Brief: Repeat the lines below exactly as they appear, but leave out the images.

Raw data:
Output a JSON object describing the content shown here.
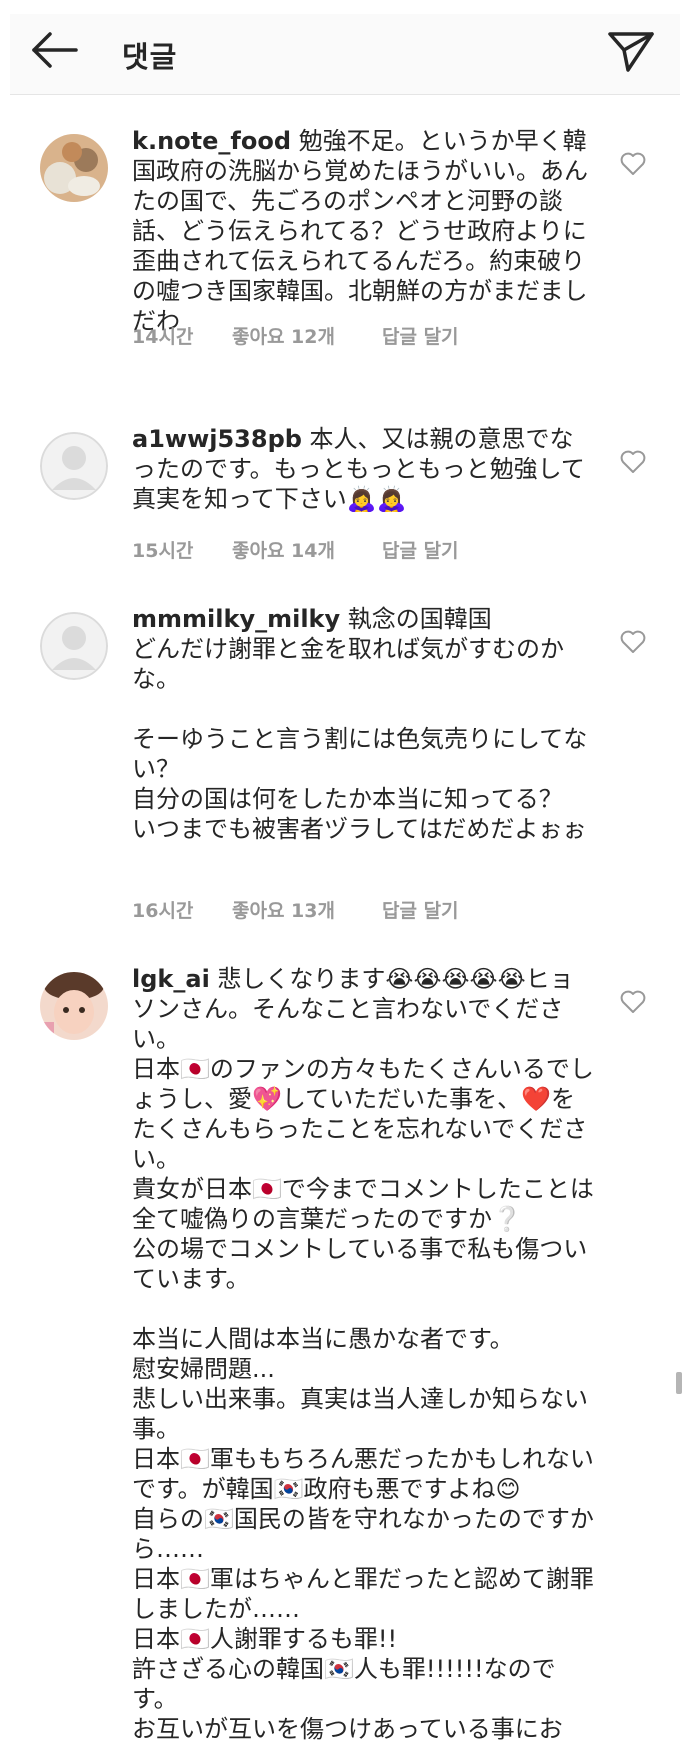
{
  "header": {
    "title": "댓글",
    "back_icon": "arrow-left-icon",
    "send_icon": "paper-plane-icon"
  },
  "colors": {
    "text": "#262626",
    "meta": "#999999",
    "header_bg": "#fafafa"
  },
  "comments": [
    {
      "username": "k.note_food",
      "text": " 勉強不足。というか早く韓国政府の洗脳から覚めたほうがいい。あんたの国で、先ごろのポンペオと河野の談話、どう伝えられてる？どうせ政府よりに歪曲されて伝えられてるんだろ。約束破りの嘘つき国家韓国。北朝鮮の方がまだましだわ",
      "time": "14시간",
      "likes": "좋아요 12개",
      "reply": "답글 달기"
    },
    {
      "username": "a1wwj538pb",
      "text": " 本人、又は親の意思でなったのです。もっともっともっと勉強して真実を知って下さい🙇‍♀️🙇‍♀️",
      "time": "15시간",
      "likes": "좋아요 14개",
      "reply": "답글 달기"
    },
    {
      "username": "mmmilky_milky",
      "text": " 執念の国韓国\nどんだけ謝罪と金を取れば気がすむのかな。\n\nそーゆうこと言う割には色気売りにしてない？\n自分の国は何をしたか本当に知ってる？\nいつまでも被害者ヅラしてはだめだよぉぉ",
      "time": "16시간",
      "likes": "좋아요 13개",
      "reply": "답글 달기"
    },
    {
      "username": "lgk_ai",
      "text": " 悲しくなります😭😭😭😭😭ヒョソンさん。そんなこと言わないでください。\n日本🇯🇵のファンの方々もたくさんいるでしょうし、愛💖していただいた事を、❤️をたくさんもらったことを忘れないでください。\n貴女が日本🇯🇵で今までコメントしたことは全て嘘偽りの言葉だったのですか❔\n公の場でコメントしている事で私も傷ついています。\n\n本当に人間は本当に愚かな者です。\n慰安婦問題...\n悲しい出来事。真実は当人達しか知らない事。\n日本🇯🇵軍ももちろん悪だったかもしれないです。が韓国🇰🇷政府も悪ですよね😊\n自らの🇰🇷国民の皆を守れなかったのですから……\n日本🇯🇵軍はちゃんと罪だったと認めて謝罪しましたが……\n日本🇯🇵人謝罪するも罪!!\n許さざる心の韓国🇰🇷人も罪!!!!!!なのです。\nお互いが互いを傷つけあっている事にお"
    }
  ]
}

The output:
Output a JSON object describing the content shown here.
{
  "header": {
    "title": "댓글",
    "back_icon": "arrow-left-icon",
    "send_icon": "paper-plane-icon"
  },
  "colors": {
    "text": "#262626",
    "meta": "#999999",
    "header_bg": "#fafafa"
  },
  "comments": [
    {
      "username": "k.note_food",
      "text": " 勉強不足。というか早く韓国政府の洗脳から覚めたほうがいい。あんたの国で、先ごろのポンペオと河野の談話、どう伝えられてる？どうせ政府よりに歪曲されて伝えられてるんだろ。約束破りの嘘つき国家韓国。北朝鮮の方がまだましだわ",
      "time": "14시간",
      "likes": "좋아요 12개",
      "reply": "답글 달기"
    },
    {
      "username": "a1wwj538pb",
      "text": " 本人、又は親の意思でなったのです。もっともっともっと勉強して真実を知って下さい🙇‍♀️🙇‍♀️",
      "time": "15시간",
      "likes": "좋아요 14개",
      "reply": "답글 달기"
    },
    {
      "username": "mmmilky_milky",
      "text": " 執念の国韓国\nどんだけ謝罪と金を取れば気がすむのかな。\n\nそーゆうこと言う割には色気売りにしてない？\n自分の国は何をしたか本当に知ってる？\nいつまでも被害者ヅラしてはだめだよぉぉ",
      "time": "16시간",
      "likes": "좋아요 13개",
      "reply": "답글 달기"
    },
    {
      "username": "lgk_ai",
      "text": " 悲しくなります😭😭😭😭😭ヒョソンさん。そんなこと言わないでください。\n日本🇯🇵のファンの方々もたくさんいるでしょうし、愛💖していただいた事を、❤️をたくさんもらったことを忘れないでください。\n貴女が日本🇯🇵で今までコメントしたことは全て嘘偽りの言葉だったのですか❔\n公の場でコメントしている事で私も傷ついています。\n\n本当に人間は本当に愚かな者です。\n慰安婦問題...\n悲しい出来事。真実は当人達しか知らない事。\n日本🇯🇵軍ももちろん悪だったかもしれないです。が韓国🇰🇷政府も悪ですよね😊\n自らの🇰🇷国民の皆を守れなかったのですから……\n日本🇯🇵軍はちゃんと罪だったと認めて謝罪しましたが……\n日本🇯🇵人謝罪するも罪!!\n許さざる心の韓国🇰🇷人も罪!!!!!!なのです。\nお互いが互いを傷つけあっている事にお"
    }
  ]
}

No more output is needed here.